Directions for this task ▸ Reproduce every entry that follows word for word, but omit the images.

[Recorded data]
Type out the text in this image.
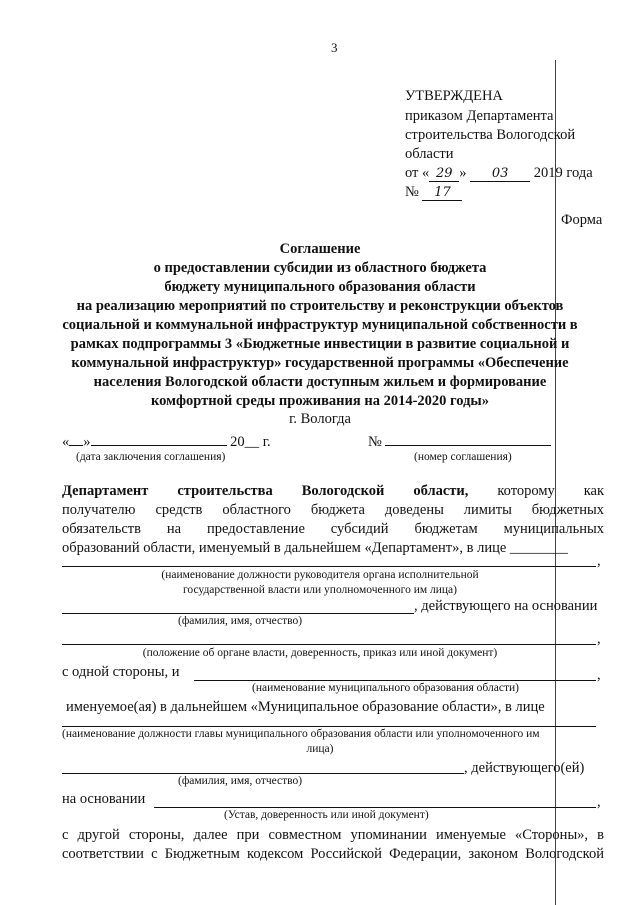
3
УТВЕРЖДЕНА
приказом Департамента
строительства Вологодской
области
от « 29 » 03 2019 года
№ 17
Форма
Соглашение
о предоставлении субсидии из областного бюджета
бюджету муниципального образования области
на реализацию мероприятий по строительству и реконструкции объектов
социальной и коммунальной инфраструктур муниципальной собственности в
рамках подпрограммы 3 «Бюджетные инвестиции в развитие социальной и
коммунальной инфраструктур» государственной программы «Обеспечение
населения Вологодской области доступным жильем и формирование
комфортной среды проживания на 2014-2020 годы»
г. Вологда
« »	20__ г.	№
(дата заключения соглашения)	(номер соглашения)
Департамент строительства Вологодской области, которому как
получателю средств областного бюджета доведены лимиты бюджетных
обязательств на предоставление субсидий бюджетам муниципальных
образований области, именуемый в дальнейшем «Департамент», в лице ________
,
(наименование должности руководителя органа исполнительной
государственной власти или уполномоченного им лица)
, действующего на основании
(фамилия, имя, отчество)
,
(положение об органе власти, доверенность, приказ или иной документ)
с одной стороны, и	,
(наименование муниципального образования области)
именуемое(ая) в дальнейшем «Муниципальное образование области», в лице
(наименование должности главы муниципального образования области или уполномоченного им
лица)
, действующего(ей)
(фамилия, имя, отчество)
на основании	,
(Устав, доверенность или иной документ)
с другой стороны, далее при совместном упоминании именуемые «Стороны», в
соответствии с Бюджетным кодексом Российской Федерации, законом Вологодской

Answer to this task ▸
Type out the text in this image.
3
УТВЕРЖДЕНА
приказом Департамента
строительства Вологодской
области
от « 29 » 03 2019 года
№ 17
Форма
Соглашение
о предоставлении субсидии из областного бюджета
бюджету муниципального образования области
на реализацию мероприятий по строительству и реконструкции объектов
социальной и коммунальной инфраструктур муниципальной собственности в
рамках подпрограммы 3 «Бюджетные инвестиции в развитие социальной и
коммунальной инфраструктур» государственной программы «Обеспечение
населения Вологодской области доступным жильем и формирование
комфортной среды проживания на 2014-2020 годы»
г. Вологда
« »	20__ г.	№
(дата заключения соглашения)	(номер соглашения)
Департамент строительства Вологодской области, которому как
получателю средств областного бюджета доведены лимиты бюджетных
обязательств на предоставление субсидий бюджетам муниципальных
образований области, именуемый в дальнейшем «Департамент», в лице ________
,
(наименование должности руководителя органа исполнительной
государственной власти или уполномоченного им лица)
, действующего на основании
(фамилия, имя, отчество)
,
(положение об органе власти, доверенность, приказ или иной документ)
с одной стороны, и	,
(наименование муниципального образования области)
именуемое(ая) в дальнейшем «Муниципальное образование области», в лице
(наименование должности главы муниципального образования области или уполномоченного им
лица)
, действующего(ей)
(фамилия, имя, отчество)
на основании	,
(Устав, доверенность или иной документ)
с другой стороны, далее при совместном упоминании именуемые «Стороны», в
соответствии с Бюджетным кодексом Российской Федерации, законом Вологодской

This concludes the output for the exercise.